(Dataset rows about figures)
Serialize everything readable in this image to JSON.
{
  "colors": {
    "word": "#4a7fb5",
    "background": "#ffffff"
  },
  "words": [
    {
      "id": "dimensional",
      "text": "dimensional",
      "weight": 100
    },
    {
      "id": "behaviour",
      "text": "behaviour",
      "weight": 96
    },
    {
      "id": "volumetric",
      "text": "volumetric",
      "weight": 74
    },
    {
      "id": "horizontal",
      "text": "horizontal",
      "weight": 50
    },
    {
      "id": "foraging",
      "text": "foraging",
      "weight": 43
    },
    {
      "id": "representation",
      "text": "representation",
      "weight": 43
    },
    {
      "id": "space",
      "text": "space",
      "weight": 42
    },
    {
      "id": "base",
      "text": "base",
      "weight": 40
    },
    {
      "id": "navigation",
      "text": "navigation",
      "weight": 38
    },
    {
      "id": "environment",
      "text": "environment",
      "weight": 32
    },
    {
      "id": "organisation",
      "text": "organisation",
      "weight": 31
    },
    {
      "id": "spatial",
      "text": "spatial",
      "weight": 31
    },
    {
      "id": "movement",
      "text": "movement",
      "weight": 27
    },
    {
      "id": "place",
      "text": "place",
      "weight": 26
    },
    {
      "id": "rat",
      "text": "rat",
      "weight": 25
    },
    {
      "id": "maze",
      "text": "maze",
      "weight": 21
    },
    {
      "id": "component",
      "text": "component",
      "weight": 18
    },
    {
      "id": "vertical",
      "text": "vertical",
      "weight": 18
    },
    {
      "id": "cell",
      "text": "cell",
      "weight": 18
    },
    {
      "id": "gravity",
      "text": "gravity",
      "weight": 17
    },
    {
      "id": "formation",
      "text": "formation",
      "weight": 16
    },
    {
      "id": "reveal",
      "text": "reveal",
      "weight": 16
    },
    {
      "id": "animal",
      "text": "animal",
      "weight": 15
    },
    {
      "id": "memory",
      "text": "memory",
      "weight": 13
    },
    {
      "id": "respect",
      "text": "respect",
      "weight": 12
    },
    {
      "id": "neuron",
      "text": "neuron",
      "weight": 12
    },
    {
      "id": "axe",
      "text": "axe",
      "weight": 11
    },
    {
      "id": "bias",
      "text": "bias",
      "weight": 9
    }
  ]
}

* * *

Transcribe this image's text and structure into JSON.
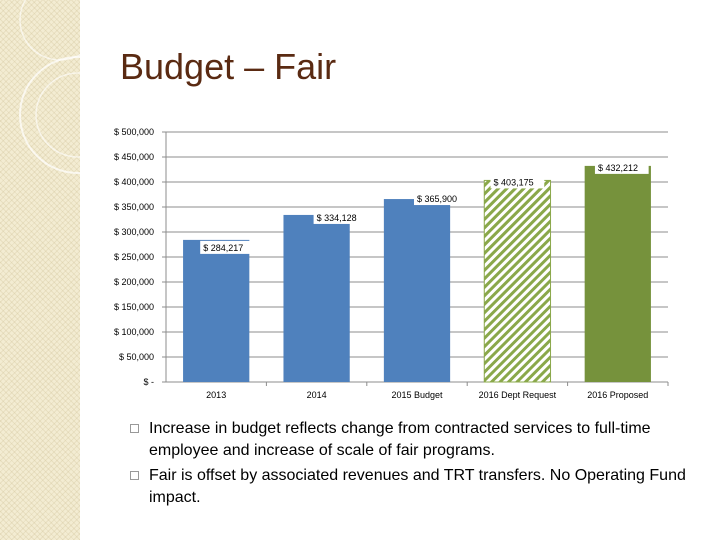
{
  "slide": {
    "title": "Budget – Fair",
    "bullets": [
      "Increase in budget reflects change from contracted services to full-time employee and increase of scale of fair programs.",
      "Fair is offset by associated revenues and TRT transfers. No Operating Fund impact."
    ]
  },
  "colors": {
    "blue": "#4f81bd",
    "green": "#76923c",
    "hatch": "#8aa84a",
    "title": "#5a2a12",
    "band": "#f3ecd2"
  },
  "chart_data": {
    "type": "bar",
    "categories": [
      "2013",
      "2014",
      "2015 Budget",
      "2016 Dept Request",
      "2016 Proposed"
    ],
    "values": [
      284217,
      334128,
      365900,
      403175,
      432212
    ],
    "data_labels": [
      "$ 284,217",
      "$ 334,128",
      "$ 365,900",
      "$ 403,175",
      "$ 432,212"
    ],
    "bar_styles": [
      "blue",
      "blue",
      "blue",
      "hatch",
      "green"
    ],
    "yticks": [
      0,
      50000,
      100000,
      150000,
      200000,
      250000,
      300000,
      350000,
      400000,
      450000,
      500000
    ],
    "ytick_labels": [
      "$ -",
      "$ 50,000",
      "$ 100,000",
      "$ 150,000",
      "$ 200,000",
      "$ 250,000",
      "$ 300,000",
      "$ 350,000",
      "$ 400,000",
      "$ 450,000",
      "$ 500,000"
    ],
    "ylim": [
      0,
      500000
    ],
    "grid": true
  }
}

--

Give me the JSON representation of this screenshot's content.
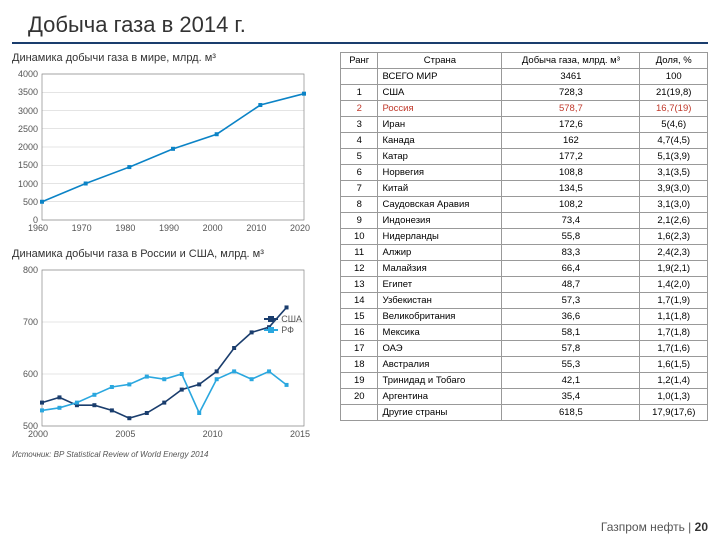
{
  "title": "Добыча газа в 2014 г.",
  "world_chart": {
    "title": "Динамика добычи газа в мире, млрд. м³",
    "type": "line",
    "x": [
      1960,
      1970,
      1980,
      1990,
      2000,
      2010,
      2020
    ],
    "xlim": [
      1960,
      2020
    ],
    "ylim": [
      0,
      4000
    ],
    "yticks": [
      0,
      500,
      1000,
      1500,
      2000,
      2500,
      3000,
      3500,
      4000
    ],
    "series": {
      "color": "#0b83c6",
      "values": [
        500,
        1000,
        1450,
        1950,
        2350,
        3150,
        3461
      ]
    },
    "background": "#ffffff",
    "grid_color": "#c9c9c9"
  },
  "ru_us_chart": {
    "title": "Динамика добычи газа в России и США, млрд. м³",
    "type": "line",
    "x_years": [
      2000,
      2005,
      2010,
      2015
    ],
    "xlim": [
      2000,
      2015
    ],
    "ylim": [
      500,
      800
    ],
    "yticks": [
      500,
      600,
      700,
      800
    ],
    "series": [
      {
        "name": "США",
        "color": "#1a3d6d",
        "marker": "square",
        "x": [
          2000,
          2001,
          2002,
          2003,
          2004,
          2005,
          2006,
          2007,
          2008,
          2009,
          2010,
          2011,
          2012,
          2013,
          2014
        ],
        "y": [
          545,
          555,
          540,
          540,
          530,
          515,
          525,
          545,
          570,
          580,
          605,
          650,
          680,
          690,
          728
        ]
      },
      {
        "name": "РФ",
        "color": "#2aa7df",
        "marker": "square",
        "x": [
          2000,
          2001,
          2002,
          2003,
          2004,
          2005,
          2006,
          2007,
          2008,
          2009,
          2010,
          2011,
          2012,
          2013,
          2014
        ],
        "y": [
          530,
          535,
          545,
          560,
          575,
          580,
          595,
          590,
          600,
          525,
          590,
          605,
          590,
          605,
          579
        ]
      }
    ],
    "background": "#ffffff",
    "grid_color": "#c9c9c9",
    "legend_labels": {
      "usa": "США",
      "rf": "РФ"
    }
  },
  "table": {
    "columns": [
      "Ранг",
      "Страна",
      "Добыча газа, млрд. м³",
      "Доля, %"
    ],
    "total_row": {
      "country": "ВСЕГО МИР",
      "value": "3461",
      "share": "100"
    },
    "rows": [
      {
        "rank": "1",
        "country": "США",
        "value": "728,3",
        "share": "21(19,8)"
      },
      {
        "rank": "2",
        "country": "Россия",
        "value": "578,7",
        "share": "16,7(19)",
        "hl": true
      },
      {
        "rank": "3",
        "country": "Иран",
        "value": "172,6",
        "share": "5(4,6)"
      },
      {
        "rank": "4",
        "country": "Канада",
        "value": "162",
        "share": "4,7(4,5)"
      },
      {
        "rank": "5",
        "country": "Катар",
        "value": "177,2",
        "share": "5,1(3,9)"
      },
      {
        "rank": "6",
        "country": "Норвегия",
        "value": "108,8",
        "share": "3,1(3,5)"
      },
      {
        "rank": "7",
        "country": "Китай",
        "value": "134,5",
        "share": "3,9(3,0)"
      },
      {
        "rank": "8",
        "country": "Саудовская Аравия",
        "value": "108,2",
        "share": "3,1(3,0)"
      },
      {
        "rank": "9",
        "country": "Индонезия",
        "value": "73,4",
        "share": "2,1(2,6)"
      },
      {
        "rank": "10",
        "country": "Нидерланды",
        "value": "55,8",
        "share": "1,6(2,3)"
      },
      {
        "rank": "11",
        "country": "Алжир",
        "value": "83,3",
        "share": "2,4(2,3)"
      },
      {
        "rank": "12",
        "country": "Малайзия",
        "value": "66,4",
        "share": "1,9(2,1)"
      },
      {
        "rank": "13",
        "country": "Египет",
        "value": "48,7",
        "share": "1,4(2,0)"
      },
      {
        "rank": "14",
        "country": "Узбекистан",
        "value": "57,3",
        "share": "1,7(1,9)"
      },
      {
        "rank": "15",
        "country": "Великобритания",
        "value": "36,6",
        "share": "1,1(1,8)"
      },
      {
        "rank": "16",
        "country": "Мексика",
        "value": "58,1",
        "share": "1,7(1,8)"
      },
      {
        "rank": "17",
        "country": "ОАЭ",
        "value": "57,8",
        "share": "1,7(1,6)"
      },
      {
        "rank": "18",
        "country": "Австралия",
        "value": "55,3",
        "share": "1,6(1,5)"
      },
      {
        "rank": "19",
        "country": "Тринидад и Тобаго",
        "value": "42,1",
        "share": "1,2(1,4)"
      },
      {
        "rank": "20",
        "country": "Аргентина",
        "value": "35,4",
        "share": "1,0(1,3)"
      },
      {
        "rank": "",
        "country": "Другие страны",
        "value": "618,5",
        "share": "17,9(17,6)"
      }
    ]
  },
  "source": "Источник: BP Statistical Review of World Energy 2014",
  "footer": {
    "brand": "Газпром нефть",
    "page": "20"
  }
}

== STATED EXERCISE ==
How many of the lines in the listing above hold the word "title"? Report only that figure.

== SOLUTION FOR THIS TASK ==
5